[Extracted records]
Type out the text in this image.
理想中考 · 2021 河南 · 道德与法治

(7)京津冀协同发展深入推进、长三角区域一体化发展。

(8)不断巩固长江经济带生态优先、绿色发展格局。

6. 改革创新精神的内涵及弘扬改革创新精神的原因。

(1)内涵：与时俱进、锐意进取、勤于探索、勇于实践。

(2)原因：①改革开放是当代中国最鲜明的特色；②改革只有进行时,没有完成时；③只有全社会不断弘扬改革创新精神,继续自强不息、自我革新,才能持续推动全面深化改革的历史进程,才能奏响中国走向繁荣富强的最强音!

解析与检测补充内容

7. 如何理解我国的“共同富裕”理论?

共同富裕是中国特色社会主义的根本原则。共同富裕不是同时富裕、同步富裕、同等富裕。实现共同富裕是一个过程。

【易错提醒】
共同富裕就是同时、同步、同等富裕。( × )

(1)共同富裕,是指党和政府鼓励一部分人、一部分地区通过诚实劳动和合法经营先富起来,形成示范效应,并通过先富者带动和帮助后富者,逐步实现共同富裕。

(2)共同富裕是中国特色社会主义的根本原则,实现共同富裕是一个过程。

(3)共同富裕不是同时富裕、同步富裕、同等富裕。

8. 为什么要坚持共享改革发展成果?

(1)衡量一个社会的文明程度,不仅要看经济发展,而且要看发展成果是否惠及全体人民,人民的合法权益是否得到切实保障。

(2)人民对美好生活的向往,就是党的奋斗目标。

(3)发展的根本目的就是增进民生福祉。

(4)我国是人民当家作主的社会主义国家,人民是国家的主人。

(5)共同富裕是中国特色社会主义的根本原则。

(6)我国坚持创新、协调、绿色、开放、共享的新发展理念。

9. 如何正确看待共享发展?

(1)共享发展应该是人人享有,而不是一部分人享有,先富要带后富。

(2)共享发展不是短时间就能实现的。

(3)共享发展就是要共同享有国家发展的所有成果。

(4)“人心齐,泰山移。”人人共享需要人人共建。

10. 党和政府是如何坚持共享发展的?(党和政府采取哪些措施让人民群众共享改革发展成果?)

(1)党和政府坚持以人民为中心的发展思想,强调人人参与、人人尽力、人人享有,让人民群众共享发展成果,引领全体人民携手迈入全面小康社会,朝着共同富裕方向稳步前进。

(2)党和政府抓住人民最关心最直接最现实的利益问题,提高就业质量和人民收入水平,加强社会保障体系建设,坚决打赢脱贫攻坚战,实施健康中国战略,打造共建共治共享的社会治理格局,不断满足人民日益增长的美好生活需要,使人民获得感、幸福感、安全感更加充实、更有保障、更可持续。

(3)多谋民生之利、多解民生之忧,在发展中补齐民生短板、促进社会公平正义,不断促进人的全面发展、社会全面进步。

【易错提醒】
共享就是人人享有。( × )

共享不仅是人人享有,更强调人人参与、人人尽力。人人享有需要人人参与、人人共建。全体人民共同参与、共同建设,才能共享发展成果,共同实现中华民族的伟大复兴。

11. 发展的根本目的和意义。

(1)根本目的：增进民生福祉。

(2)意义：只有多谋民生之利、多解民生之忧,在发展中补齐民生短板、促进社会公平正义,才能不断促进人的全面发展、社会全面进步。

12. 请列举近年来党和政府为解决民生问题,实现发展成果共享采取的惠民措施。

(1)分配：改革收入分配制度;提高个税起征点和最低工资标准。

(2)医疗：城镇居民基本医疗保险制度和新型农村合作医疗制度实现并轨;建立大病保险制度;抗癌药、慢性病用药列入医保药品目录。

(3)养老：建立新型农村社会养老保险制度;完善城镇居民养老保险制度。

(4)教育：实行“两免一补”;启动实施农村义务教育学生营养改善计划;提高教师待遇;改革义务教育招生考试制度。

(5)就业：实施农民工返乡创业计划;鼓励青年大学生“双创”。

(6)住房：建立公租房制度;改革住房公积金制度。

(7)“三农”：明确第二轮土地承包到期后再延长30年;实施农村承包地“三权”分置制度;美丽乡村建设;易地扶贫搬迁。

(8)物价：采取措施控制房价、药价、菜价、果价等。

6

■ **GIVEN INSTRUCTION**
Set out the complete listing exactly as shown.

■ **TASK OUTPUT**
Type out the text in this image.
理想中考 · 2021 河南 · 道德与法治

(7)京津冀协同发展深入推进、长三角区域一体化发展。

(8)不断巩固长江经济带生态优先、绿色发展格局。

6. 改革创新精神的内涵及弘扬改革创新精神的原因。

(1)内涵：与时俱进、锐意进取、勤于探索、勇于实践。

(2)原因：①改革开放是当代中国最鲜明的特色；②改革只有进行时,没有完成时；③只有全社会不断弘扬改革创新精神,继续自强不息、自我革新,才能持续推动全面深化改革的历史进程,才能奏响中国走向繁荣富强的最强音!

解析与检测补充内容

7. 如何理解我国的“共同富裕”理论?

共同富裕是中国特色社会主义的根本原则。共同富裕不是同时富裕、同步富裕、同等富裕。实现共同富裕是一个过程。

【易错提醒】
共同富裕就是同时、同步、同等富裕。( × )

(1)共同富裕,是指党和政府鼓励一部分人、一部分地区通过诚实劳动和合法经营先富起来,形成示范效应,并通过先富者带动和帮助后富者,逐步实现共同富裕。

(2)共同富裕是中国特色社会主义的根本原则,实现共同富裕是一个过程。

(3)共同富裕不是同时富裕、同步富裕、同等富裕。

8. 为什么要坚持共享改革发展成果?

(1)衡量一个社会的文明程度,不仅要看经济发展,而且要看发展成果是否惠及全体人民,人民的合法权益是否得到切实保障。

(2)人民对美好生活的向往,就是党的奋斗目标。

(3)发展的根本目的就是增进民生福祉。

(4)我国是人民当家作主的社会主义国家,人民是国家的主人。

(5)共同富裕是中国特色社会主义的根本原则。

(6)我国坚持创新、协调、绿色、开放、共享的新发展理念。

9. 如何正确看待共享发展?

(1)共享发展应该是人人享有,而不是一部分人享有,先富要带后富。

(2)共享发展不是短时间就能实现的。

(3)共享发展就是要共同享有国家发展的所有成果。

(4)“人心齐,泰山移。”人人共享需要人人共建。

10. 党和政府是如何坚持共享发展的?(党和政府采取哪些措施让人民群众共享改革发展成果?)

(1)党和政府坚持以人民为中心的发展思想,强调人人参与、人人尽力、人人享有,让人民群众共享发展成果,引领全体人民携手迈入全面小康社会,朝着共同富裕方向稳步前进。

(2)党和政府抓住人民最关心最直接最现实的利益问题,提高就业质量和人民收入水平,加强社会保障体系建设,坚决打赢脱贫攻坚战,实施健康中国战略,打造共建共治共享的社会治理格局,不断满足人民日益增长的美好生活需要,使人民获得感、幸福感、安全感更加充实、更有保障、更可持续。

(3)多谋民生之利、多解民生之忧,在发展中补齐民生短板、促进社会公平正义,不断促进人的全面发展、社会全面进步。

【易错提醒】
共享就是人人享有。( × )

共享不仅是人人享有,更强调人人参与、人人尽力。人人享有需要人人参与、人人共建。全体人民共同参与、共同建设,才能共享发展成果,共同实现中华民族的伟大复兴。

11. 发展的根本目的和意义。

(1)根本目的：增进民生福祉。

(2)意义：只有多谋民生之利、多解民生之忧,在发展中补齐民生短板、促进社会公平正义,才能不断促进人的全面发展、社会全面进步。

12. 请列举近年来党和政府为解决民生问题,实现发展成果共享采取的惠民措施。

(1)分配：改革收入分配制度;提高个税起征点和最低工资标准。

(2)医疗：城镇居民基本医疗保险制度和新型农村合作医疗制度实现并轨;建立大病保险制度;抗癌药、慢性病用药列入医保药品目录。

(3)养老：建立新型农村社会养老保险制度;完善城镇居民养老保险制度。

(4)教育：实行“两免一补”;启动实施农村义务教育学生营养改善计划;提高教师待遇;改革义务教育招生考试制度。

(5)就业：实施农民工返乡创业计划;鼓励青年大学生“双创”。

(6)住房：建立公租房制度;改革住房公积金制度。

(7)“三农”：明确第二轮土地承包到期后再延长30年;实施农村承包地“三权”分置制度;美丽乡村建设;易地扶贫搬迁。

(8)物价：采取措施控制房价、药价、菜价、果价等。

6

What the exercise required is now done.